[llvm-dev] Adding a third-party dependency in clang-tools-extra

Sam McCall via llvm-dev llvm-dev at lists.llvm.org
Thu Oct 19 14:08:02 PDT 2017


On Thu, Oct 19, 2017 at 10:20 PM, Manuel Klimek <klimek at google.com> wrote:

> On Thu, Oct 19, 2017 at 11:24 AM Sam McCall <sammccall at google.com> wrote:
>
>> On Oct 19, 2017 6:50 PM, "Chandler Carruth" <chandlerc at google.com> wrote:
>>
>> On Thu, Oct 19, 2017 at 3:48 AM Sam McCall <sammccall at google.com> wrote:
>>
>>> clangd communicates with an editor via JSON-RPC. It parses JSON with
>>> YAMLParser, which is awkward, and generates JSON with printf and friends,
>>> which is miserable. Much of LLVM does things this way, but clangd does it a
>>> lot.
>>>
>>> I'd like to try replacing this with a JSON library. nlohmann/json[1]
>>> seems like a reasonable fit: C++11 with exceptions optional, simple build,
>>> MIT license.
>>>
>>> I'd propose vendoring it under tools/clang/tools/extra/clangd/nlohmann-json
>>> so there's no question of it "leaking" into runtimes as described in this
>>> thread[2].
>>> This also means it wouldn't solve llvm's general JSON-parser problem :-)
>>>
>>> Any LLVM-level objections or concerns? (Whether that library is the
>>> right technical choice for clangd can be discussed elsewhere, I think)
>>> If anyone wants to argue that we *shouldn't* bury it in
>>> clang/tools/extra/clangd, that's fine too!
>>>
>>
>> Generally, I feel like we have continued to find JSON and YAML uses in
>> LLVM. I think it would be a shame to have more code in that space in the
>> repository.
>>
>> But that brings us to another problem: outside of tests, we really
>> shouldn't add more third-party code with different licenses to LLVM. As a
>> compiler, LLVM has rather unique licensing requirements. So while this
>> might be "fine" inside of clangd, if it moves elsewhere (and in many ways
>> it should!) it would become a problem. Worse, it might be easily missed, or
>> accidentally end up being used elsewhere.
>>
>> Fair enough - we do need JSON facilities in many places.
>> I'm both surprised and unsurprised that licensing is a concern here :-)
>>
>> I would personally be fairly reluctant to take this on unless there is a
>> pretty huge reason why it is needed. For example, if we had a absolute need
>> to do proper XML parsing and manipulation, the amount of code required for
>> that would be untenable without using one of the existing XML libraries.
>> LLDB for example actually does use an XML library IIRC.
>>
>> I'm hoping that the problem domain here is substantially simpler and it
>> is tenable (if never really appealing) to just roll our own....

■ Supplied records
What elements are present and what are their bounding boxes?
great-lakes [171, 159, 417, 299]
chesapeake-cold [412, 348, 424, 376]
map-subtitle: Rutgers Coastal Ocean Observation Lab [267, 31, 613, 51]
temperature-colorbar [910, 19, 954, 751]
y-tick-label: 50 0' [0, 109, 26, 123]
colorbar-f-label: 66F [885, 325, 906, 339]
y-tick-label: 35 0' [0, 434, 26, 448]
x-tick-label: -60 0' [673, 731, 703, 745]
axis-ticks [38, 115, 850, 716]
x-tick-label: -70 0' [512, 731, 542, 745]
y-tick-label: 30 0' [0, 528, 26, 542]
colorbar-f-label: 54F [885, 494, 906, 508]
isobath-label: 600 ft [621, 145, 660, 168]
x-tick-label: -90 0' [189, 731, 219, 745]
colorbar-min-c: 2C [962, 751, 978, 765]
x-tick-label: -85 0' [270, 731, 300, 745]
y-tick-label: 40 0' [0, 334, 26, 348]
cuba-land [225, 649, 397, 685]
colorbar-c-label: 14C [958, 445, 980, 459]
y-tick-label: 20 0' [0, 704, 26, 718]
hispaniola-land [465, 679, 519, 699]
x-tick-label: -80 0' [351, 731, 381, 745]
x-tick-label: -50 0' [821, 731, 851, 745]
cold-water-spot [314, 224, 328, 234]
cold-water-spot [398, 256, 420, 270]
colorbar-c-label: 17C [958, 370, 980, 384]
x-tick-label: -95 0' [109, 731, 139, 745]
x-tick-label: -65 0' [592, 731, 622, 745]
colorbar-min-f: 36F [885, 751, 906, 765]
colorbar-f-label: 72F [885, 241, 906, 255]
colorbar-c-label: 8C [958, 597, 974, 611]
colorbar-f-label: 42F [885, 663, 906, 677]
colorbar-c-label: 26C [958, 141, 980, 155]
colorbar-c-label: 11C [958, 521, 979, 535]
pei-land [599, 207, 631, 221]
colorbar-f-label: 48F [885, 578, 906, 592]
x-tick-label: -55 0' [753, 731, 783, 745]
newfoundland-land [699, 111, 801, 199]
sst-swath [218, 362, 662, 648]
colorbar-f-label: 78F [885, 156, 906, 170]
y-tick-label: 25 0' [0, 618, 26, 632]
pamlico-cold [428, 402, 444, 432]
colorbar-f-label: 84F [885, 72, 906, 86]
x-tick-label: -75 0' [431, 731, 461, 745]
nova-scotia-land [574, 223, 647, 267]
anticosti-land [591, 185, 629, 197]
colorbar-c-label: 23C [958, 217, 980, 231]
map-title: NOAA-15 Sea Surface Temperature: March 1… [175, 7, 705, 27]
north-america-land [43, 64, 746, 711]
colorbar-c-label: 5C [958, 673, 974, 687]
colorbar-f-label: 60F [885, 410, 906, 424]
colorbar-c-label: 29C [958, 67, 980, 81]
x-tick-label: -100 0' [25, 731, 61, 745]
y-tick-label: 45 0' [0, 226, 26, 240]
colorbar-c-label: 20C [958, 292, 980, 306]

■ Exercise details
Continue the mailing-list thread above about bringing a JSON library into clangd, starting right after its last sentence.

■ Result for this exercise
>>
>>> Of course, my first inclination was to start writing one, and I had to
>> restrain myself!
>>
>> Happy to have a crack at this and start a bikeshed thread over the design.
>> My main concerns:
>>  - compromising ease-of-use to satisfy every use case in LLVM. In
>> particular, I really want an eager parser rather than the streaming style
>> of YAMLparser.
>>
>
> Did you look at the one that I referenced that was already in LLVM at some
> point?
>
Yes - it seems a little easier to use than YAMLParser (forward iterators
rather than input iterators, easy to validate the whole document up front).
But the common things are still awkward, particular random access of object
properties.
And the ownership model (everything owned by the Parser) means you can't
use and compose JSON objects as value types.
(e.g. RequestContext::reply in https://reviews.llvm.org/D39098, where ID is
an arbitrary subtree of an earlier parsed document, and Result could/should
be passed by value).
Something closer to nlohmann seems worthwhile to me even if allocations
aren't optimal - but that might be a tough sell for a general LLVM support
lib.

On Thu, Oct 19, 2017 at 10:53 PM, Chandler Carruth <chandlerc at google.com>
 wrote:

> On Thu, Oct 19, 2017 at 11:07 AM Manuel Klimek <klimek at google.com> wrote:
>
>> If compelling, could an alternative be to make it a build time dep for
>> folks wanting to build clangd, as opposed to putting it in svn?
>>
>
> FWIW, while I don't like this personally, I also don't see any real
> problem with this.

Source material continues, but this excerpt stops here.